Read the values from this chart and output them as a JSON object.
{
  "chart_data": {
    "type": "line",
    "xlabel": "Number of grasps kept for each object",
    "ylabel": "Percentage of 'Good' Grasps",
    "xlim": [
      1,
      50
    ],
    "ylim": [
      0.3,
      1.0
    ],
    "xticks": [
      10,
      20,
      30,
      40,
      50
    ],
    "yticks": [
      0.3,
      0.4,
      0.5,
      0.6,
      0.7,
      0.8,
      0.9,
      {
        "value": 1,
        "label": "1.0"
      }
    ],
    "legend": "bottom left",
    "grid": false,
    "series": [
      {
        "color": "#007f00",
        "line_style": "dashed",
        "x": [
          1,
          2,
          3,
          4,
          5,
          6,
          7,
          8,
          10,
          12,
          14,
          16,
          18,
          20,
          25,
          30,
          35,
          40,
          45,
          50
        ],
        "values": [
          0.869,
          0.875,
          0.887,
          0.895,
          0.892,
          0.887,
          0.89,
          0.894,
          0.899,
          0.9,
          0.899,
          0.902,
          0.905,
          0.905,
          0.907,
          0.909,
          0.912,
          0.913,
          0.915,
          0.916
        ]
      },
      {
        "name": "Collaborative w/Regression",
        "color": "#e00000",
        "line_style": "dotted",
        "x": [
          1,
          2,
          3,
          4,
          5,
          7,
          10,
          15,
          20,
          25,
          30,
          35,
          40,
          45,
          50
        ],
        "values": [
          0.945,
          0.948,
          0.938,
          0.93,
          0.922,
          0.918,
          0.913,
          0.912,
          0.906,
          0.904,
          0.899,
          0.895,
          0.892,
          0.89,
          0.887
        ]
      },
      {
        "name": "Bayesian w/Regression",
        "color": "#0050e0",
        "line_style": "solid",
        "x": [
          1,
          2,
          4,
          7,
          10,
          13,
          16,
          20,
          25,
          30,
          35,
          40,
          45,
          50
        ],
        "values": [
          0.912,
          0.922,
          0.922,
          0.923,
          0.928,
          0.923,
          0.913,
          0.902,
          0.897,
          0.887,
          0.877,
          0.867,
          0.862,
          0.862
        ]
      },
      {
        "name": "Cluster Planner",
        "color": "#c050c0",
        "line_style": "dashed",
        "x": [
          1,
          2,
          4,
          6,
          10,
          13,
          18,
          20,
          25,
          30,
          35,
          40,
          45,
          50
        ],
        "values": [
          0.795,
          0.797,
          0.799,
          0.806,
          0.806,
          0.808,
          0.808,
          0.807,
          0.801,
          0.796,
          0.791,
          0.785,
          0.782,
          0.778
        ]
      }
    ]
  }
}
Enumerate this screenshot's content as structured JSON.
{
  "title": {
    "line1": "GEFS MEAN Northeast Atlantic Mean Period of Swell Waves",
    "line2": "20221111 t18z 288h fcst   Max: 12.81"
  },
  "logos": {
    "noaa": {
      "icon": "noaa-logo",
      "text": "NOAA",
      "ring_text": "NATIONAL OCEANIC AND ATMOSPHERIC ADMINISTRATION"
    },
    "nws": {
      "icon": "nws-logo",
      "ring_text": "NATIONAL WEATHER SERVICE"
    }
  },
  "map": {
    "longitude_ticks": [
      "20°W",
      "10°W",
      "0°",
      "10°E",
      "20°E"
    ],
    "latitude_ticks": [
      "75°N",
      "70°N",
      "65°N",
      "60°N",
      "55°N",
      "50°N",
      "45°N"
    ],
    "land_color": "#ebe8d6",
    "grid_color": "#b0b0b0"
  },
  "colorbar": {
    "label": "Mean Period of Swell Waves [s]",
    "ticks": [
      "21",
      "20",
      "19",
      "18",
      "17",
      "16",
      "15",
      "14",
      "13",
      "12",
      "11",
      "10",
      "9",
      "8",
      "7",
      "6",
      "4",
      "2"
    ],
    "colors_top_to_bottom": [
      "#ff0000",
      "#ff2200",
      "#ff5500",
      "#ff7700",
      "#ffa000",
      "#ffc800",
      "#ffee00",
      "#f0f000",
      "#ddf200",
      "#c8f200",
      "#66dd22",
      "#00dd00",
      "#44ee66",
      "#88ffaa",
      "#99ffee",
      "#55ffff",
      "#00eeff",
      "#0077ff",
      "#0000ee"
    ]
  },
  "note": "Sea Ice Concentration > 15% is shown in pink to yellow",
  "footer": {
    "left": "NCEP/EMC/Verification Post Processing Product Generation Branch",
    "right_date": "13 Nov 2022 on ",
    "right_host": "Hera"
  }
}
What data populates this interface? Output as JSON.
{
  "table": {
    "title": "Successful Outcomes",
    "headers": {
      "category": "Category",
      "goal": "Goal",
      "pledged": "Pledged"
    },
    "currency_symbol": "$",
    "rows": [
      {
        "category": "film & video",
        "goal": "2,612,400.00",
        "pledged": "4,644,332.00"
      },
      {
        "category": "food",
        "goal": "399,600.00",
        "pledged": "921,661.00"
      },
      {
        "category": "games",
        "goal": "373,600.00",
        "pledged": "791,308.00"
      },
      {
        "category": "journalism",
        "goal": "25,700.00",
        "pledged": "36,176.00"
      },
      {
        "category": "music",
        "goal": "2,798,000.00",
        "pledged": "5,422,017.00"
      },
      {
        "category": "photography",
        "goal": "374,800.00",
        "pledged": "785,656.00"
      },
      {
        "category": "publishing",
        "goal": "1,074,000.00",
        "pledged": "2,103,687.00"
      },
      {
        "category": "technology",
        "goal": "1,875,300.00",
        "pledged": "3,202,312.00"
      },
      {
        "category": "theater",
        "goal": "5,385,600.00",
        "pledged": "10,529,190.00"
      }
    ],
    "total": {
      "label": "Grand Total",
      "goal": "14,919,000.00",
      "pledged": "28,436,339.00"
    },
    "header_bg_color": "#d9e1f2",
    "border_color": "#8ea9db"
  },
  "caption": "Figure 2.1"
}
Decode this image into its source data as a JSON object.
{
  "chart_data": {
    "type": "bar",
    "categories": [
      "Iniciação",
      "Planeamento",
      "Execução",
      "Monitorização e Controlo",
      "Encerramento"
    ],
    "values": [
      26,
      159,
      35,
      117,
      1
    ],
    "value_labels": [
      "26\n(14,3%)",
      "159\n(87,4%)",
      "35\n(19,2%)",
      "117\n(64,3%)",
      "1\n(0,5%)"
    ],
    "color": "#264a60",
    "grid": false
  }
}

## Task details
Write out the whole listing exactly.

## Result of this exercise
Read the values from this chart and output them as a JSON object.
{
  "chart_data": {
    "type": "line",
    "xlabel": "Number of grasps kept for each object",
    "ylabel": "Percentage of 'Good' Grasps",
    "xlim": [
      1,
      50
    ],
    "ylim": [
      0.3,
      1.0
    ],
    "xticks": [
      10,
      20,
      30,
      40,
      50
    ],
    "yticks": [
      0.3,
      0.4,
      0.5,
      0.6,
      0.7,
      0.8,
      0.9,
      {
        "value": 1,
        "label": "1.0"
      }
    ],
    "legend": "bottom left",
    "grid": false,
    "series": [
      {
        "color": "#007f00",
        "line_style": "dashed",
        "x": [
          1,
          2,
          3,
          4,
          5,
          6,
          7,
          8,
          10,
          12,
          14,
          16,
          18,
          20,
          25,
          30,
          35,
          40,
          45,
          50
        ],
        "values": [
          0.869,
          0.875,
          0.887,
          0.895,
          0.892,
          0.887,
          0.89,
          0.894,
          0.899,
          0.9,
          0.899,
          0.902,
          0.905,
          0.905,
          0.907,
          0.909,
          0.912,
          0.913,
          0.915,
          0.916
        ]
      },
      {
        "name": "Collaborative w/Regression",
        "color": "#e00000",
        "line_style": "dotted",
        "x": [
          1,
          2,
          3,
          4,
          5,
          7,
          10,
          15,
          20,
          25,
          30,
          35,
          40,
          45,
          50
        ],
        "values": [
          0.945,
          0.948,
          0.938,
          0.93,
          0.922,
          0.918,
          0.913,
          0.912,
          0.906,
          0.904,
          0.899,
          0.895,
          0.892,
          0.89,
          0.887
        ]
      },
      {
        "name": "Bayesian w/Regression",
        "color": "#0050e0",
        "line_style": "solid",
        "x": [
          1,
          2,
          4,
          7,
          10,
          13,
          16,
          20,
          25,
          30,
          35,
          40,
          45,
          50
        ],
        "values": [
          0.912,
          0.922,
          0.922,
          0.923,
          0.928,
          0.923,
          0.913,
          0.902,
          0.897,
          0.887,
          0.877,
          0.867,
          0.862,
          0.862
        ]
      },
      {
        "name": "Cluster Planner",
        "color": "#c050c0",
        "line_style": "dashed",
        "x": [
          1,
          2,
          4,
          6,
          10,
          13,
          18,
          20,
          25,
          30,
          35,
          40,
          45,
          50
        ],
        "values": [
          0.795,
          0.797,
          0.799,
          0.806,
          0.806,
          0.808,
          0.808,
          0.807,
          0.801,
          0.796,
          0.791,
          0.785,
          0.782,
          0.778
        ]
      }
    ]
  }
}
Enumerate this screenshot's content as structured JSON.
{
  "title": {
    "line1": "GEFS MEAN Northeast Atlantic Mean Period of Swell Waves",
    "line2": "20221111 t18z 288h fcst   Max: 12.81"
  },
  "logos": {
    "noaa": {
      "icon": "noaa-logo",
      "text": "NOAA",
      "ring_text": "NATIONAL OCEANIC AND ATMOSPHERIC ADMINISTRATION"
    },
    "nws": {
      "icon": "nws-logo",
      "ring_text": "NATIONAL WEATHER SERVICE"
    }
  },
  "map": {
    "longitude_ticks": [
      "20°W",
      "10°W",
      "0°",
      "10°E",
      "20°E"
    ],
    "latitude_ticks": [
      "75°N",
      "70°N",
      "65°N",
      "60°N",
      "55°N",
      "50°N",
      "45°N"
    ],
    "land_color": "#ebe8d6",
    "grid_color": "#b0b0b0"
  },
  "colorbar": {
    "label": "Mean Period of Swell Waves [s]",
    "ticks": [
      "21",
      "20",
      "19",
      "18",
      "17",
      "16",
      "15",
      "14",
      "13",
      "12",
      "11",
      "10",
      "9",
      "8",
      "7",
      "6",
      "4",
      "2"
    ],
    "colors_top_to_bottom": [
      "#ff0000",
      "#ff2200",
      "#ff5500",
      "#ff7700",
      "#ffa000",
      "#ffc800",
      "#ffee00",
      "#f0f000",
      "#ddf200",
      "#c8f200",
      "#66dd22",
      "#00dd00",
      "#44ee66",
      "#88ffaa",
      "#99ffee",
      "#55ffff",
      "#00eeff",
      "#0077ff",
      "#0000ee"
    ]
  },
  "note": "Sea Ice Concentration > 15% is shown in pink to yellow",
  "footer": {
    "left": "NCEP/EMC/Verification Post Processing Product Generation Branch",
    "right_date": "13 Nov 2022 on ",
    "right_host": "Hera"
  }
}
What data populates this interface? Output as JSON.
{
  "table": {
    "title": "Successful Outcomes",
    "headers": {
      "category": "Category",
      "goal": "Goal",
      "pledged": "Pledged"
    },
    "currency_symbol": "$",
    "rows": [
      {
        "category": "film & video",
        "goal": "2,612,400.00",
        "pledged": "4,644,332.00"
      },
      {
        "category": "food",
        "goal": "399,600.00",
        "pledged": "921,661.00"
      },
      {
        "category": "games",
        "goal": "373,600.00",
        "pledged": "791,308.00"
      },
      {
        "category": "journalism",
        "goal": "25,700.00",
        "pledged": "36,176.00"
      },
      {
        "category": "music",
        "goal": "2,798,000.00",
        "pledged": "5,422,017.00"
      },
      {
        "category": "photography",
        "goal": "374,800.00",
        "pledged": "785,656.00"
      },
      {
        "category": "publishing",
        "goal": "1,074,000.00",
        "pledged": "2,103,687.00"
      },
      {
        "category": "technology",
        "goal": "1,875,300.00",
        "pledged": "3,202,312.00"
      },
      {
        "category": "theater",
        "goal": "5,385,600.00",
        "pledged": "10,529,190.00"
      }
    ],
    "total": {
      "label": "Grand Total",
      "goal": "14,919,000.00",
      "pledged": "28,436,339.00"
    },
    "header_bg_color": "#d9e1f2",
    "border_color": "#8ea9db"
  },
  "caption": "Figure 2.1"
}
Decode this image into its source data as a JSON object.
{
  "chart_data": {
    "type": "bar",
    "categories": [
      "Iniciação",
      "Planeamento",
      "Execução",
      "Monitorização e Controlo",
      "Encerramento"
    ],
    "values": [
      26,
      159,
      35,
      117,
      1
    ],
    "value_labels": [
      "26\n(14,3%)",
      "159\n(87,4%)",
      "35\n(19,2%)",
      "117\n(64,3%)",
      "1\n(0,5%)"
    ],
    "color": "#264a60",
    "grid": false
  }
}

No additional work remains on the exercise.